» **STATED TASK**
The exercise asks for every line of the data to be reproduced exactly.

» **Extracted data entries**
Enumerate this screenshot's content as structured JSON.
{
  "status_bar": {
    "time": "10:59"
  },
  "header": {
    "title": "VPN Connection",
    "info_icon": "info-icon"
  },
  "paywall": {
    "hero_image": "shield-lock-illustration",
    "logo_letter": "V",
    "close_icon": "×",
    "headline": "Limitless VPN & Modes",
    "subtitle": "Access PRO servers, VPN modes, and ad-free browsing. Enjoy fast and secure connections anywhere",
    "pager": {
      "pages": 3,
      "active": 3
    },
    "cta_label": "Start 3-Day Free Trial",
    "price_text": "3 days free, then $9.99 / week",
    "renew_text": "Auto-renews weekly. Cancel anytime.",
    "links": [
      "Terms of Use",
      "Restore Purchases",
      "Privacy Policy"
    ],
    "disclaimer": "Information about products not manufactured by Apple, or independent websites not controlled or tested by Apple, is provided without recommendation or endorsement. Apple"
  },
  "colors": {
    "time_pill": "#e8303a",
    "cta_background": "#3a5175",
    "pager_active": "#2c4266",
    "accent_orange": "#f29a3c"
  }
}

» **SOLUTION**
Enumerate this screenshot's content as structured JSON.
{
  "status_bar": {
    "time": "10:59"
  },
  "header": {
    "title": "VPN Connection",
    "info_icon": "info-icon"
  },
  "paywall": {
    "hero_image": "shield-lock-illustration",
    "logo_letter": "V",
    "close_icon": "×",
    "headline": "Limitless VPN & Modes",
    "subtitle": "Access PRO servers, VPN modes, and ad-free browsing. Enjoy fast and secure connections anywhere",
    "pager": {
      "pages": 3,
      "active": 3
    },
    "cta_label": "Start 3-Day Free Trial",
    "price_text": "3 days free, then $9.99 / week",
    "renew_text": "Auto-renews weekly. Cancel anytime.",
    "links": [
      "Terms of Use",
      "Restore Purchases",
      "Privacy Policy"
    ],
    "disclaimer": "Information about products not manufactured by Apple, or independent websites not controlled or tested by Apple, is provided without recommendation or endorsement. Apple"
  },
  "colors": {
    "time_pill": "#e8303a",
    "cta_background": "#3a5175",
    "pager_active": "#2c4266",
    "accent_orange": "#f29a3c"
  }
}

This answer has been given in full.